>>>
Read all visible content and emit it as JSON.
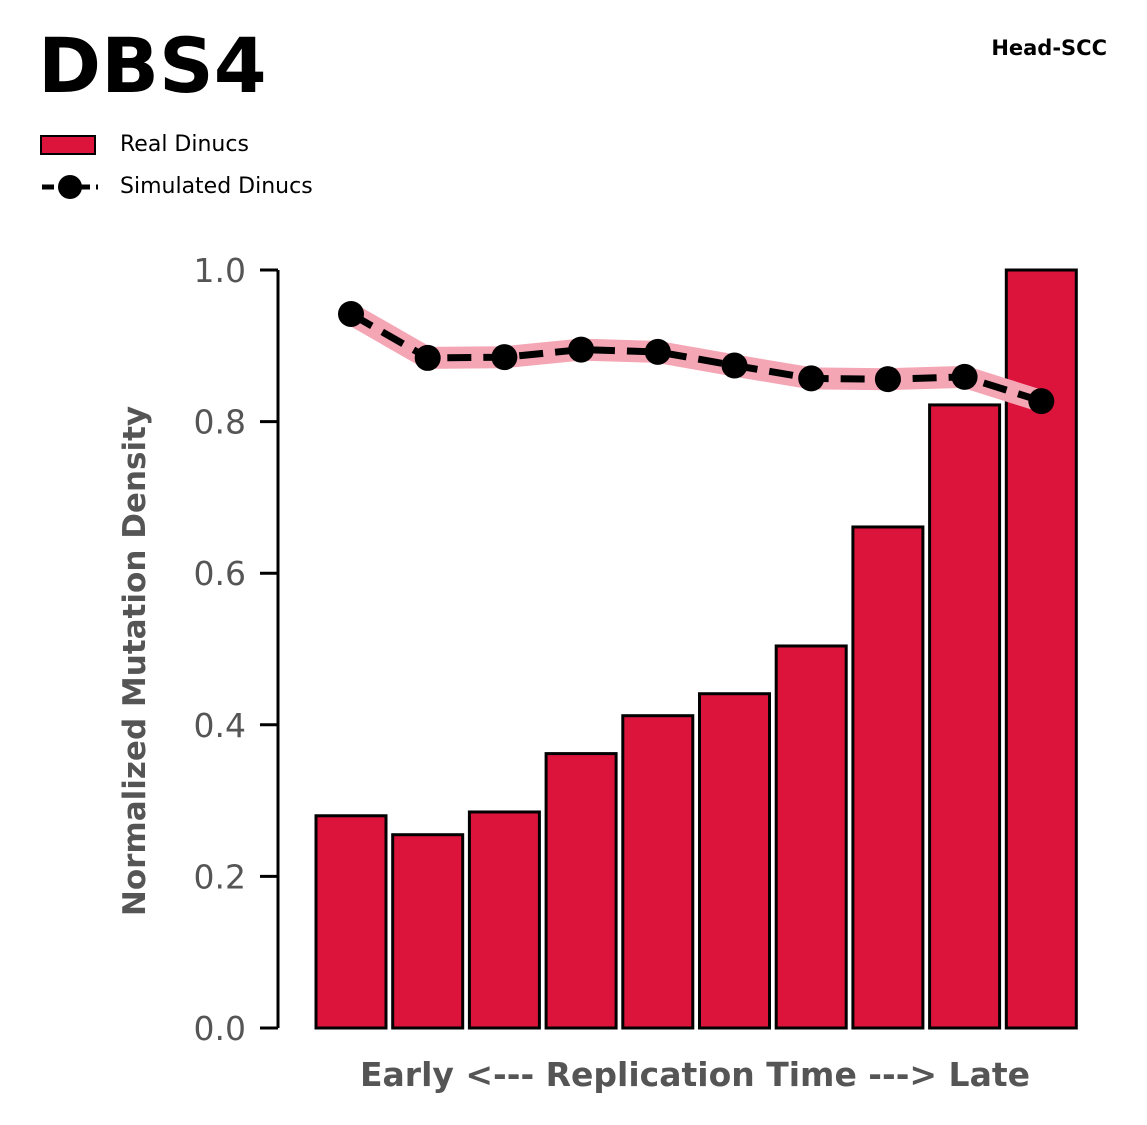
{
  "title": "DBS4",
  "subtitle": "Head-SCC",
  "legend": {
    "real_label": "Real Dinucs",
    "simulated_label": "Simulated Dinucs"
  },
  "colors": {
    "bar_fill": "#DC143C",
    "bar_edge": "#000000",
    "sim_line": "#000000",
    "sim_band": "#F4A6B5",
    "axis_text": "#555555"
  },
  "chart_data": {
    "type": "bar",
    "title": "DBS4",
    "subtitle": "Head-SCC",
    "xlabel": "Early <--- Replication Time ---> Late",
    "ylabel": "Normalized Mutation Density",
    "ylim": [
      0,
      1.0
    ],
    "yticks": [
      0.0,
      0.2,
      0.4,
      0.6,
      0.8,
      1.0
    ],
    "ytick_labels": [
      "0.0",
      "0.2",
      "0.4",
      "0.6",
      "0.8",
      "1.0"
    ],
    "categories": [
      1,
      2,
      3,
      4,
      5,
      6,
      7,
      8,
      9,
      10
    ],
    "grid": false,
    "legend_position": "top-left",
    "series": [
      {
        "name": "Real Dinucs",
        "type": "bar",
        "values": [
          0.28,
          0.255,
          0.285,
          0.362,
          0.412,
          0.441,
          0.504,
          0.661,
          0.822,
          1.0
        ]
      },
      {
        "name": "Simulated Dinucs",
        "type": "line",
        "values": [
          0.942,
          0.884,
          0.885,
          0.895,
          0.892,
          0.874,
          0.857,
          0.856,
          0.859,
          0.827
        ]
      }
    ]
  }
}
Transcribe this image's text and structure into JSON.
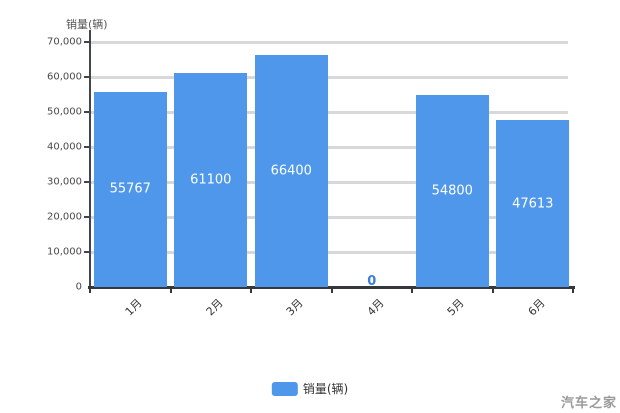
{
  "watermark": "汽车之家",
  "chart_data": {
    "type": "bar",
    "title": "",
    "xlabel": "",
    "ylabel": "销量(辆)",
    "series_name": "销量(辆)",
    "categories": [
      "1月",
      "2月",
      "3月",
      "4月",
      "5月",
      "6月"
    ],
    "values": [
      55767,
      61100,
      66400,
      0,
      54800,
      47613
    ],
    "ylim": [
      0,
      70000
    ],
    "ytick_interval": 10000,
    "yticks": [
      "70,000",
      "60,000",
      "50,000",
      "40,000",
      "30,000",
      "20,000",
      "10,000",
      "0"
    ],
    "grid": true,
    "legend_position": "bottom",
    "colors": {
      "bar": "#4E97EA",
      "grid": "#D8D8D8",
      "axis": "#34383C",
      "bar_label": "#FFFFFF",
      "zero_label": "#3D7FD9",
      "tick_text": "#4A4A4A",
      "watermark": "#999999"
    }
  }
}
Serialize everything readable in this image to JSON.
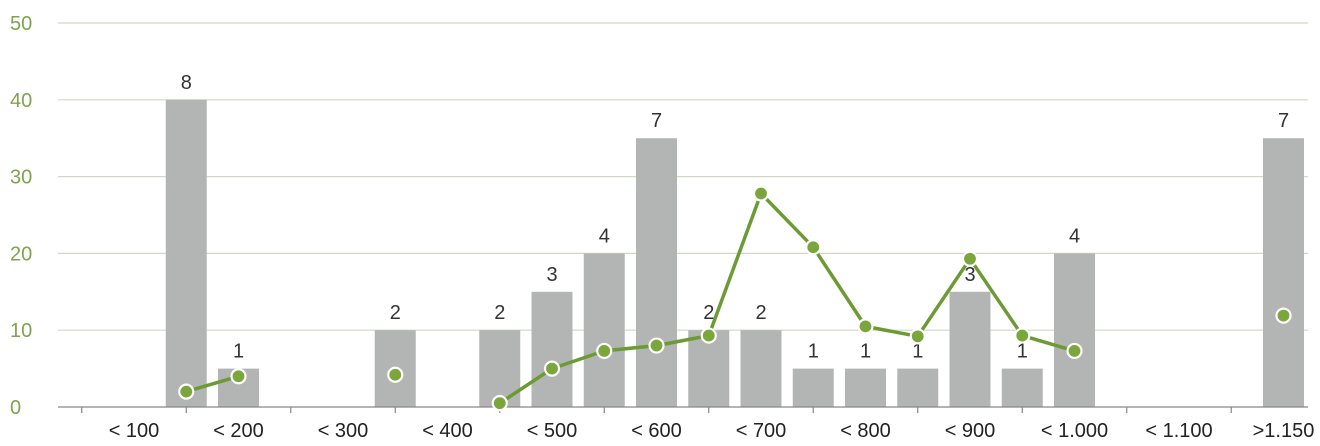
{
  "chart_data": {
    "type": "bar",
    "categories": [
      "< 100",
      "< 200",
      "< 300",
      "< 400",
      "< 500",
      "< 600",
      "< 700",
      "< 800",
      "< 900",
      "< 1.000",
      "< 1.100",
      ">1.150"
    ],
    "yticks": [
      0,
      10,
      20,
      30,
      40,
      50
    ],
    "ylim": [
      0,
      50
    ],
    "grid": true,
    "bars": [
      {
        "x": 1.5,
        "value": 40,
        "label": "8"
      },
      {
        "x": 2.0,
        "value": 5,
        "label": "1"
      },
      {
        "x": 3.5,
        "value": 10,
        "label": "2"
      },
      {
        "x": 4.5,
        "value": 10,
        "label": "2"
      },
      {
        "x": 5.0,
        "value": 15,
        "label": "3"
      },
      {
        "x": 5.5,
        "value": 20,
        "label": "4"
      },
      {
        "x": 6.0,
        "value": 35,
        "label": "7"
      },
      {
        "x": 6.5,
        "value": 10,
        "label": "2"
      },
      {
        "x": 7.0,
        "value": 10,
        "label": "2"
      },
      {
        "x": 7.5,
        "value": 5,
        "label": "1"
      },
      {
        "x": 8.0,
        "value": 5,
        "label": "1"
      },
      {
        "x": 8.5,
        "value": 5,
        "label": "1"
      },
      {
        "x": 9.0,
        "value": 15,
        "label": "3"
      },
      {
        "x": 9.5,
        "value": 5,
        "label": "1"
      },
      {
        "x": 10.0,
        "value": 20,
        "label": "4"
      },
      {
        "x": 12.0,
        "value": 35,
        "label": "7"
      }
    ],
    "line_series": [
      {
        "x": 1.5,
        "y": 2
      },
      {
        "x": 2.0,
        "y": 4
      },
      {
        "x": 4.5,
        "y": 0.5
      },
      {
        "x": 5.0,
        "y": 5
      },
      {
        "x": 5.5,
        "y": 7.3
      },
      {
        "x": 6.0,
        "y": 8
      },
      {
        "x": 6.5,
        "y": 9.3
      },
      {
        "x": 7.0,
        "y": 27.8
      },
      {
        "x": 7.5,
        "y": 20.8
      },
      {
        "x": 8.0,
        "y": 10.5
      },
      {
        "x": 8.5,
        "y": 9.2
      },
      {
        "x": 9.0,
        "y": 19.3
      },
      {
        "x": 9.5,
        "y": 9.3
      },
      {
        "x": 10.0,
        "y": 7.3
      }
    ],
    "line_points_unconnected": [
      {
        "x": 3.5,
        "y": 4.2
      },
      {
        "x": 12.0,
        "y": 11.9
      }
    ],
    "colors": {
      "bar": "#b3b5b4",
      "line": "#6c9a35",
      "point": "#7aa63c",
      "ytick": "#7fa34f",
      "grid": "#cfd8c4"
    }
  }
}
<<<
How many lines in the listing above contain "subtitle"? Answer with the number alone.

● **Output for this exercise**
2